**Task brief:**
Turn the lines of the records below into a numbered list, starting at the line that has "in the image" and stopping after the line that has "37, 1172, 53]". Include both of those lines and only the lines between them, and skip any blank lines.

**Supplied information:**
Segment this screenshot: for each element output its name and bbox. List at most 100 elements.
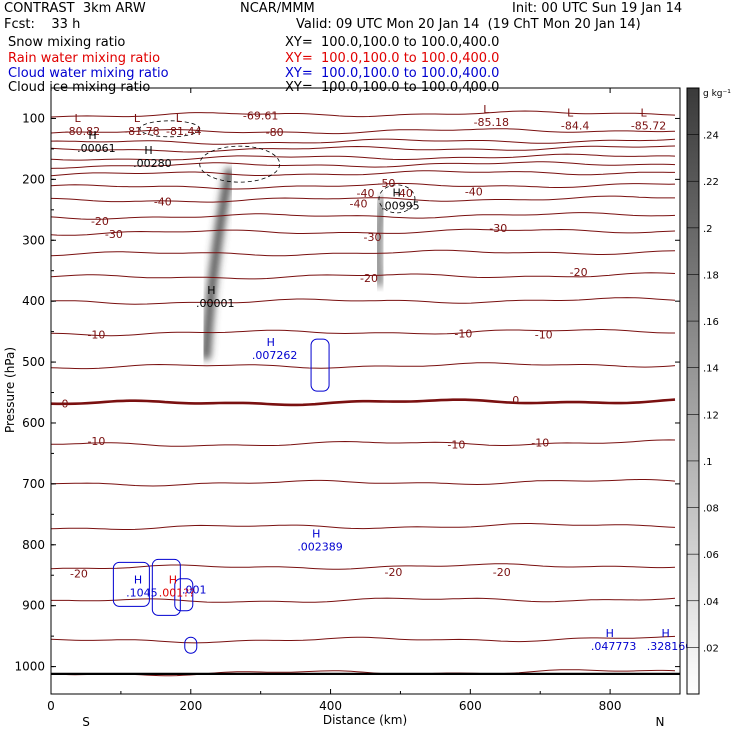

---

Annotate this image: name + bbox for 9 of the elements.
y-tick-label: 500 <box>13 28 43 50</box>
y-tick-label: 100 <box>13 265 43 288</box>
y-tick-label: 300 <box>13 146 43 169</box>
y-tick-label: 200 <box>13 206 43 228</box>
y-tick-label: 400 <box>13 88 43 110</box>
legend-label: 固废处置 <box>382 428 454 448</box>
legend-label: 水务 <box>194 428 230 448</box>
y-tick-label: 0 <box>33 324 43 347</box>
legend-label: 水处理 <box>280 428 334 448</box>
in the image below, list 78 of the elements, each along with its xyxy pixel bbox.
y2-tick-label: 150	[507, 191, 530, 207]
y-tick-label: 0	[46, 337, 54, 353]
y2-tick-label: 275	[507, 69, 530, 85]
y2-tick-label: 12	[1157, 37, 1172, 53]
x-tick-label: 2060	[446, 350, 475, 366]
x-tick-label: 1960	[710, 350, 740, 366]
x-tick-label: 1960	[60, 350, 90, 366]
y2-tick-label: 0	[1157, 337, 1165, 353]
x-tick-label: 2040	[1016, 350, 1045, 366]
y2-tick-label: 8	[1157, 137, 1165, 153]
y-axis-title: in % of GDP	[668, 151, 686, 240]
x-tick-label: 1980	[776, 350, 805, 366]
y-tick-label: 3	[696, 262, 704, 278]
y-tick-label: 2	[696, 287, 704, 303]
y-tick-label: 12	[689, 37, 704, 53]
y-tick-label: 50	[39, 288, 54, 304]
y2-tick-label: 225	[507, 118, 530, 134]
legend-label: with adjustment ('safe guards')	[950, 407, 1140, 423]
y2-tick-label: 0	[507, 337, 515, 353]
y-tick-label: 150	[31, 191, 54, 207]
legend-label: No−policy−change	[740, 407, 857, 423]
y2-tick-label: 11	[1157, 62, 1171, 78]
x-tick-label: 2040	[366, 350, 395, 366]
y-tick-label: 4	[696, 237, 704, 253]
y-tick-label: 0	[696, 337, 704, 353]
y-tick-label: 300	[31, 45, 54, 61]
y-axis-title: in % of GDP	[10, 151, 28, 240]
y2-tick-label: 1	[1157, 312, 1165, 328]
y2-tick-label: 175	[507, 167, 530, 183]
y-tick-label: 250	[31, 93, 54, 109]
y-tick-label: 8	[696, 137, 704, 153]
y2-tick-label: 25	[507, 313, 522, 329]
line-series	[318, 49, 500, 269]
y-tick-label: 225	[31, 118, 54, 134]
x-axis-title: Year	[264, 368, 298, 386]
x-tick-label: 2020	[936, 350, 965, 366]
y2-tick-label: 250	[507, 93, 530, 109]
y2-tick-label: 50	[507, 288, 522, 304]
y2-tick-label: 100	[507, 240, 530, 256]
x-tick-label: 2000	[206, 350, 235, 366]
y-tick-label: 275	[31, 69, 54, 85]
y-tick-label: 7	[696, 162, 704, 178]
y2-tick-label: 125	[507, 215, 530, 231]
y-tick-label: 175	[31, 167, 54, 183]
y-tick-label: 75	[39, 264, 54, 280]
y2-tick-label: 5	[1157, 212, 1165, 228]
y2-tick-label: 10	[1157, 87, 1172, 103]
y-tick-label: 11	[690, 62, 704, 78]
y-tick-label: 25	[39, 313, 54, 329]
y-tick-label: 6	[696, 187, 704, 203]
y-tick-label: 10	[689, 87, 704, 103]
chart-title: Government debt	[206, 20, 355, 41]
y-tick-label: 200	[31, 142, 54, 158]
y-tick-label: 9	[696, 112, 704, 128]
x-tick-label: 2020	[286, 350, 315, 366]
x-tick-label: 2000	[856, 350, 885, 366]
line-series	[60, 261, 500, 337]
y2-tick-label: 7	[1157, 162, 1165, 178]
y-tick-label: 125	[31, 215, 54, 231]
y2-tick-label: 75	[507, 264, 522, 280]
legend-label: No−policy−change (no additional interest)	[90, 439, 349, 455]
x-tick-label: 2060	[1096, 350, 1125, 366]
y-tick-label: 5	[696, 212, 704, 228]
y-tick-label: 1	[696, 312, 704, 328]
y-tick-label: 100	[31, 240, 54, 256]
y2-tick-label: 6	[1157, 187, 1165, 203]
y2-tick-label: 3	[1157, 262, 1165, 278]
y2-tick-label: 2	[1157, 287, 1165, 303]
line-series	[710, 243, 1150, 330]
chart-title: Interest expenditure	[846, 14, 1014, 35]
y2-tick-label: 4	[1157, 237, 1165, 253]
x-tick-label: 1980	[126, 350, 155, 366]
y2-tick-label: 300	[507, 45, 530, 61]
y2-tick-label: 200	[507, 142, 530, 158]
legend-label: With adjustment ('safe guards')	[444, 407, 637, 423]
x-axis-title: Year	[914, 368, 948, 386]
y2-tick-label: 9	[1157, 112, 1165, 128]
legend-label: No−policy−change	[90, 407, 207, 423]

**Worked solution:**
1. in the image below, list 78 of the elements, each along with its xyxy pixel bbox.
2. y2-tick-label: 150	[507, 191, 530, 207]
3. y-tick-label: 0	[46, 337, 54, 353]
4. y2-tick-label: 275	[507, 69, 530, 85]
5. y2-tick-label: 12	[1157, 37, 1172, 53]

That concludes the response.